## TASK BRIEF
Transcribe the entries that follow exactly as they appear, minus pictures.

## INPUT MATERIAL
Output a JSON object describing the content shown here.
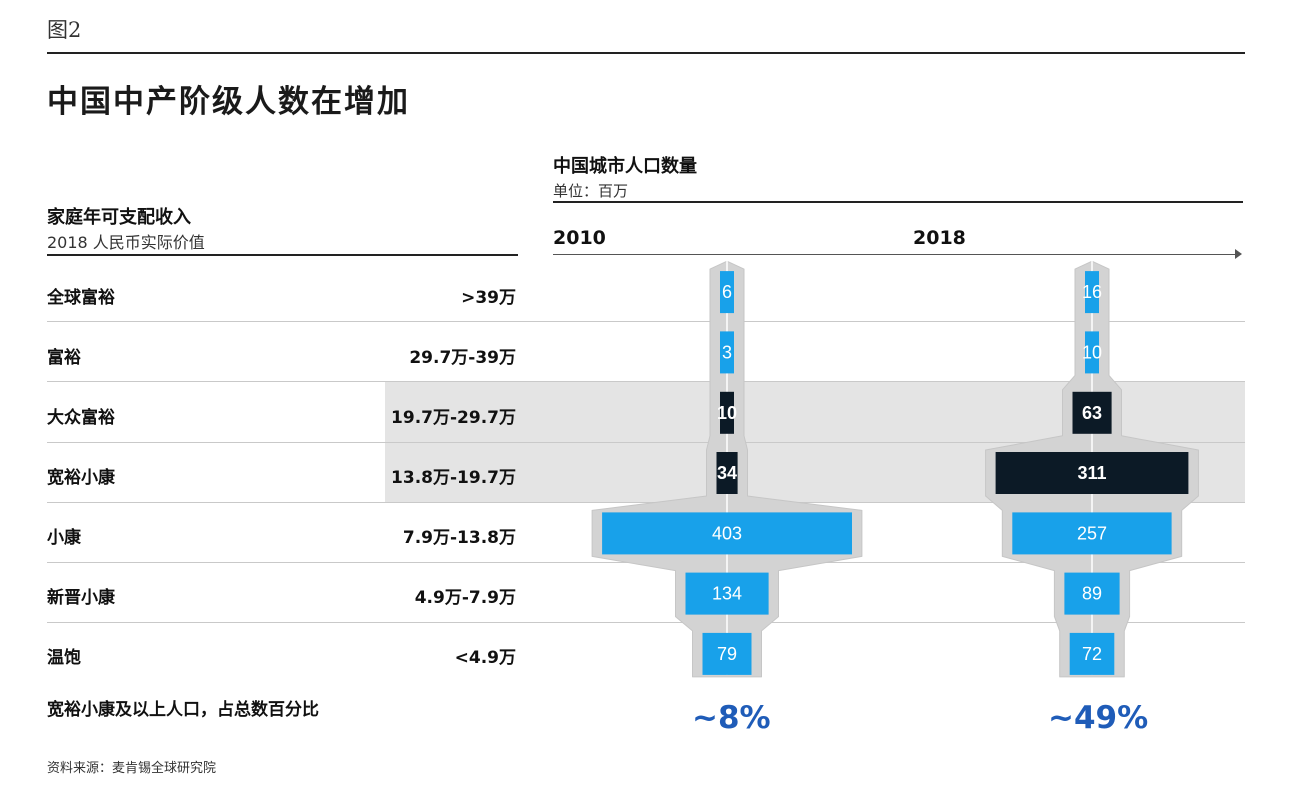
{
  "figure_label": "图2",
  "title": "中国中产阶级人数在增加",
  "left_header": {
    "title": "家庭年可支配收入",
    "subtitle": "2018 人民币实际价值"
  },
  "right_header": {
    "title": "中国城市人口数量",
    "unit": "单位：百万"
  },
  "share_label": "宽裕小康及以上人口，占总数百分比",
  "source": "资料来源：麦肯锡全球研究院",
  "colors": {
    "light_bar": "#18a1ea",
    "dark_bar": "#0c1a26",
    "silhouette": "#d3d3d3",
    "shade_band": "#e4e4e4",
    "percent_text": "#1f5cb8"
  },
  "chart_data": {
    "type": "bar",
    "orientation": "horizontal-centered",
    "years": [
      "2010",
      "2018"
    ],
    "categories": [
      {
        "label": "全球富裕",
        "range": ">39万",
        "tone": "light"
      },
      {
        "label": "富裕",
        "range": "29.7万-39万",
        "tone": "light"
      },
      {
        "label": "大众富裕",
        "range": "19.7万-29.7万",
        "tone": "dark"
      },
      {
        "label": "宽裕小康",
        "range": "13.8万-19.7万",
        "tone": "dark"
      },
      {
        "label": "小康",
        "range": "7.9万-13.8万",
        "tone": "light"
      },
      {
        "label": "新晋小康",
        "range": "4.9万-7.9万",
        "tone": "light"
      },
      {
        "label": "温饱",
        "range": "<4.9万",
        "tone": "light"
      }
    ],
    "series": [
      {
        "name": "2010",
        "values": [
          6,
          3,
          10,
          34,
          403,
          134,
          79
        ],
        "share_label": "~8%"
      },
      {
        "name": "2018",
        "values": [
          16,
          10,
          63,
          311,
          257,
          89,
          72
        ],
        "share_label": "~49%"
      }
    ],
    "highlighted_categories": [
      "大众富裕",
      "宽裕小康"
    ]
  }
}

## RESULT OF THIS EXERCISE
Output a JSON object describing the content shown here.
{
  "figure_label": "图2",
  "title": "中国中产阶级人数在增加",
  "left_header": {
    "title": "家庭年可支配收入",
    "subtitle": "2018 人民币实际价值"
  },
  "right_header": {
    "title": "中国城市人口数量",
    "unit": "单位：百万"
  },
  "share_label": "宽裕小康及以上人口，占总数百分比",
  "source": "资料来源：麦肯锡全球研究院",
  "colors": {
    "light_bar": "#18a1ea",
    "dark_bar": "#0c1a26",
    "silhouette": "#d3d3d3",
    "shade_band": "#e4e4e4",
    "percent_text": "#1f5cb8"
  },
  "chart_data": {
    "type": "bar",
    "orientation": "horizontal-centered",
    "years": [
      "2010",
      "2018"
    ],
    "categories": [
      {
        "label": "全球富裕",
        "range": ">39万",
        "tone": "light"
      },
      {
        "label": "富裕",
        "range": "29.7万-39万",
        "tone": "light"
      },
      {
        "label": "大众富裕",
        "range": "19.7万-29.7万",
        "tone": "dark"
      },
      {
        "label": "宽裕小康",
        "range": "13.8万-19.7万",
        "tone": "dark"
      },
      {
        "label": "小康",
        "range": "7.9万-13.8万",
        "tone": "light"
      },
      {
        "label": "新晋小康",
        "range": "4.9万-7.9万",
        "tone": "light"
      },
      {
        "label": "温饱",
        "range": "<4.9万",
        "tone": "light"
      }
    ],
    "series": [
      {
        "name": "2010",
        "values": [
          6,
          3,
          10,
          34,
          403,
          134,
          79
        ],
        "share_label": "~8%"
      },
      {
        "name": "2018",
        "values": [
          16,
          10,
          63,
          311,
          257,
          89,
          72
        ],
        "share_label": "~49%"
      }
    ],
    "highlighted_categories": [
      "大众富裕",
      "宽裕小康"
    ]
  }
}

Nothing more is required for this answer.